* What you have to do *
Could you write out every record below exactly, leaving out any pictures?

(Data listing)
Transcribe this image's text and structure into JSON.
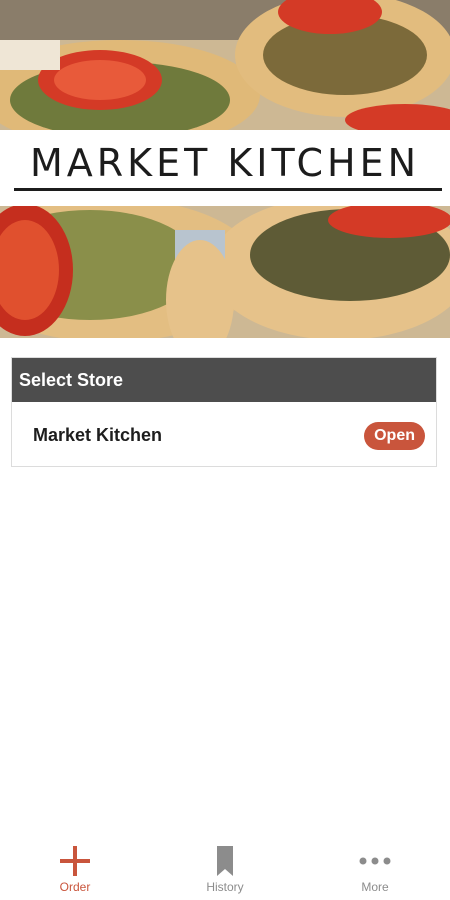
{
  "brand": {
    "title": "MARKET KITCHEN"
  },
  "store_select": {
    "header": "Select Store",
    "stores": [
      {
        "name": "Market Kitchen",
        "status": "Open"
      }
    ]
  },
  "bottom_nav": {
    "items": [
      {
        "label": "Order",
        "icon": "plus-icon",
        "active": true
      },
      {
        "label": "History",
        "icon": "bookmark-icon",
        "active": false
      },
      {
        "label": "More",
        "icon": "more-dots-icon",
        "active": false
      }
    ]
  },
  "colors": {
    "accent": "#c9553c",
    "header_bg": "#4d4d4d",
    "nav_inactive": "#8c8c8c"
  }
}
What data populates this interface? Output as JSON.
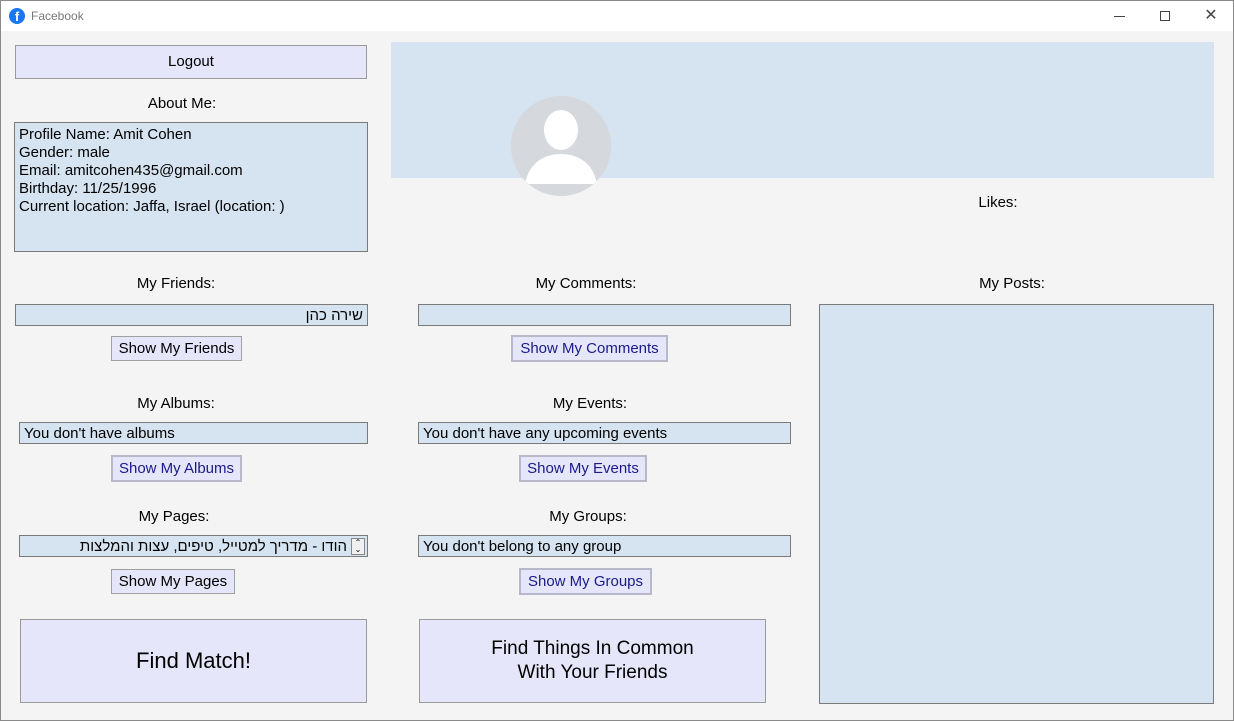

* Output for this exercise *
Transcribe this image's text and structure into JSON.
{
  "brand": {
    "title": "MARKET KITCHEN"
  },
  "store_select": {
    "header": "Select Store",
    "stores": [
      {
        "name": "Market Kitchen",
        "status": "Open"
      }
    ]
  },
  "bottom_nav": {
    "items": [
      {
        "label": "Order",
        "icon": "plus-icon",
        "active": true
      },
      {
        "label": "History",
        "icon": "bookmark-icon",
        "active": false
      },
      {
        "label": "More",
        "icon": "more-dots-icon",
        "active": false
      }
    ]
  },
  "colors": {
    "accent": "#c9553c",
    "header_bg": "#4d4d4d",
    "nav_inactive": "#8c8c8c"
  }
}
What data populates this interface? Output as JSON.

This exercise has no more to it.